[Data excerpts]
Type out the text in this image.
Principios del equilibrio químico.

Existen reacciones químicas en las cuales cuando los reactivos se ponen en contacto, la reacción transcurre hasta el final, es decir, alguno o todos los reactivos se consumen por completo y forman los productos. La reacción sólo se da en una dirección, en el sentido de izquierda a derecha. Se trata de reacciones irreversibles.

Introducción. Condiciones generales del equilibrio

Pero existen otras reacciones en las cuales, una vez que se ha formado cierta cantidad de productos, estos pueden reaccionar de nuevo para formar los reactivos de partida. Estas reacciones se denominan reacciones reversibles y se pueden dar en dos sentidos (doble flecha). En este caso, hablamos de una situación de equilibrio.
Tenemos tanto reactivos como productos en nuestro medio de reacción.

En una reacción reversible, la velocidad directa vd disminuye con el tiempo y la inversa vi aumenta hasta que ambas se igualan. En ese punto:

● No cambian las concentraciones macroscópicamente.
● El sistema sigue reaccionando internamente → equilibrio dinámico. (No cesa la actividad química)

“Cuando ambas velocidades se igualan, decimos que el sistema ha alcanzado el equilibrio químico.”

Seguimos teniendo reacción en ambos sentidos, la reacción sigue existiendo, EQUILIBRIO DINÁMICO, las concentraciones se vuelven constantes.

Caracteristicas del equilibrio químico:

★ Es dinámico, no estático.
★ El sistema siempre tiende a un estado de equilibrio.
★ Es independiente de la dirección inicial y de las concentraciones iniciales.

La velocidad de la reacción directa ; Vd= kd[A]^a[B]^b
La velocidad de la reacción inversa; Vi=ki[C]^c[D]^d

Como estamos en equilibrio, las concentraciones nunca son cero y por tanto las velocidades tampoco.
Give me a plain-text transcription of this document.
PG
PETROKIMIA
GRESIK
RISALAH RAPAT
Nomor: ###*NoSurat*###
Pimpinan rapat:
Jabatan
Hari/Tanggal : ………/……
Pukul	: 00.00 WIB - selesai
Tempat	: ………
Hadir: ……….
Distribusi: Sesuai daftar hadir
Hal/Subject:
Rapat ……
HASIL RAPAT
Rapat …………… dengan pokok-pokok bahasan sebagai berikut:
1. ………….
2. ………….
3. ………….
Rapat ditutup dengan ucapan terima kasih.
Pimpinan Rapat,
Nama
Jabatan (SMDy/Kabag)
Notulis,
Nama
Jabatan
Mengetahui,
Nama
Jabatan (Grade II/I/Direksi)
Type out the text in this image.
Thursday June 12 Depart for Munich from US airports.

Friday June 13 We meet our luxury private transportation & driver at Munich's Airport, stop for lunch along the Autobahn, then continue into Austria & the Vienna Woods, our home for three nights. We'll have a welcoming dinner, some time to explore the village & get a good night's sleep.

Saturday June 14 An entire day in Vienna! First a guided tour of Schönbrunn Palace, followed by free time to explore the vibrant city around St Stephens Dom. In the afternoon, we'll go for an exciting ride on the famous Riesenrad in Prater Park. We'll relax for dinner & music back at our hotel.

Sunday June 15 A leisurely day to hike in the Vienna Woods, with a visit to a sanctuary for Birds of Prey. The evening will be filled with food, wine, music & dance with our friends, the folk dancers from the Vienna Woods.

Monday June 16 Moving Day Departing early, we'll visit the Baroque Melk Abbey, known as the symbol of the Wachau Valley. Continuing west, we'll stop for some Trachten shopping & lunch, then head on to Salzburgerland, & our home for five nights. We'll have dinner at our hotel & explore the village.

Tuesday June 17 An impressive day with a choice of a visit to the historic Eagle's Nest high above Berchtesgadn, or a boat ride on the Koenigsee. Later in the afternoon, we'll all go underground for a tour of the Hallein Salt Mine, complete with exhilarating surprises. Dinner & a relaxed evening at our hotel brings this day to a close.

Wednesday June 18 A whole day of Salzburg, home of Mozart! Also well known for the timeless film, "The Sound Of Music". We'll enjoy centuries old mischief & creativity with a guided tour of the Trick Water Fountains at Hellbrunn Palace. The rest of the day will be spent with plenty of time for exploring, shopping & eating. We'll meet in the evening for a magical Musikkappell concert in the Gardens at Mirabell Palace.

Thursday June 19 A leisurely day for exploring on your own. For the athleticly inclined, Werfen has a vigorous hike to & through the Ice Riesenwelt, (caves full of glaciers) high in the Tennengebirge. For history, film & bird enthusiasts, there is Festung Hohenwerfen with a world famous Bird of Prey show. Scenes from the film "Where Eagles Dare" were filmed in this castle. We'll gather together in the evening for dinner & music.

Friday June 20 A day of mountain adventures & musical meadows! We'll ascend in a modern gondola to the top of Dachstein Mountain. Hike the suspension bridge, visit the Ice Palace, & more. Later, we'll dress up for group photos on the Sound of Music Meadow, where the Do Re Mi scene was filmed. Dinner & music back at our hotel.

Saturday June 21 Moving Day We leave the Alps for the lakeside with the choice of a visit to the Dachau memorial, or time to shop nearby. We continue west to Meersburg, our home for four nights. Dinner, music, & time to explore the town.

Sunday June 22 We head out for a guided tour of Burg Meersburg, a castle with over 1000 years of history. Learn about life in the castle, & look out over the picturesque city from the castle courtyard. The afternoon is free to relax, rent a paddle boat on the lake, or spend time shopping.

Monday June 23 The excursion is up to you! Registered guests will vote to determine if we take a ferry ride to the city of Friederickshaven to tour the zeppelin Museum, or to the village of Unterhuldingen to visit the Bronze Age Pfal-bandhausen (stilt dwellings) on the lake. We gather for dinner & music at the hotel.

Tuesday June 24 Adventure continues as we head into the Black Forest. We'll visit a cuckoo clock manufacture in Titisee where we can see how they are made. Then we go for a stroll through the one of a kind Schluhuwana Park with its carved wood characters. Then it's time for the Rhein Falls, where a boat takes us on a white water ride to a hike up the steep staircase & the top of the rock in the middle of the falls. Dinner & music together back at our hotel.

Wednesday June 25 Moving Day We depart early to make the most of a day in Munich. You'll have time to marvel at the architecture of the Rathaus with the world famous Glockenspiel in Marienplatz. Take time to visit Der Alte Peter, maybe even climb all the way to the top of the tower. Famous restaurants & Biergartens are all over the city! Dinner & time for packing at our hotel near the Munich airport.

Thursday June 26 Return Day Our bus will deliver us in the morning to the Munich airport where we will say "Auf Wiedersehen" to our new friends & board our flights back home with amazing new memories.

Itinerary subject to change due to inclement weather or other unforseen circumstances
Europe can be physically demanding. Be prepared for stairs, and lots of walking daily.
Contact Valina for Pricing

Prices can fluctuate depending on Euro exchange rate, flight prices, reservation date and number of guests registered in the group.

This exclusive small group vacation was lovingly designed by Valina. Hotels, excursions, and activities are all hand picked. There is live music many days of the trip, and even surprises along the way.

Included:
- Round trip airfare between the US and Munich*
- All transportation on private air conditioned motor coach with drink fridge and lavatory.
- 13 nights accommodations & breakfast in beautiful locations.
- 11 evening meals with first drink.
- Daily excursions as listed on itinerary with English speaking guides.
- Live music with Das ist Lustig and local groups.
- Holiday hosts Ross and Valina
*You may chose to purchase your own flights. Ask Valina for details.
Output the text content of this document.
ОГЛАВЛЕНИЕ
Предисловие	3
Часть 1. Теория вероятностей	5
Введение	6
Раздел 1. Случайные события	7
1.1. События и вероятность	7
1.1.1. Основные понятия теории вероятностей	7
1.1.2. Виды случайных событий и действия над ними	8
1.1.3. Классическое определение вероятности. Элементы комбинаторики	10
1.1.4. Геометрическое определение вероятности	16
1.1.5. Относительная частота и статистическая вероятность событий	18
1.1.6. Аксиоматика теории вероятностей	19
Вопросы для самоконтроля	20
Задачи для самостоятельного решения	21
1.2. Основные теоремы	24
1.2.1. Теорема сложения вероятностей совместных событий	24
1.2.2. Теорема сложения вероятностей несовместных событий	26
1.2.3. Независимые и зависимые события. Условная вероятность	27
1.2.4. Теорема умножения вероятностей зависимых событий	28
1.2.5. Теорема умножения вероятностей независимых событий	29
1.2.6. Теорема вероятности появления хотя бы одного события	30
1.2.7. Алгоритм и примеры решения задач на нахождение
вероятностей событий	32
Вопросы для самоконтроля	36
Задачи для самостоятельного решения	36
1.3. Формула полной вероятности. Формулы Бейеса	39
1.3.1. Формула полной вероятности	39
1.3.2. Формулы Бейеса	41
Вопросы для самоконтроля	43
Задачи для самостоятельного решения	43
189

- [PROBLEM TO SOLVE]:
Pick out all the lines with the word "history" in them and copy them.

- [WRITTEN SOLUTION]:
Thursday June 19 A leisurely day for exploring on your own. For the athleticly inclined, Werfen has a vigorous hike to & through the Ice Riesenwelt, (caves full of glaciers) high in the Tennengebirge. For history, film & bird enthusiasts, there is Festung Hohenwerfen with a world famous Bird of Prey show. Scenes from the film "Where Eagles Dare" were filmed in this castle. We'll gather together in the evening for dinner & music.
Sunday June 22 We head out for a guided tour of Burg Meersburg, a castle with over 1000 years of history. Learn about life in the castle, & look out over the picturesque city from the castle courtyard. The afternoon is free to relax, rent a paddle boat on the lake, or spend time shopping.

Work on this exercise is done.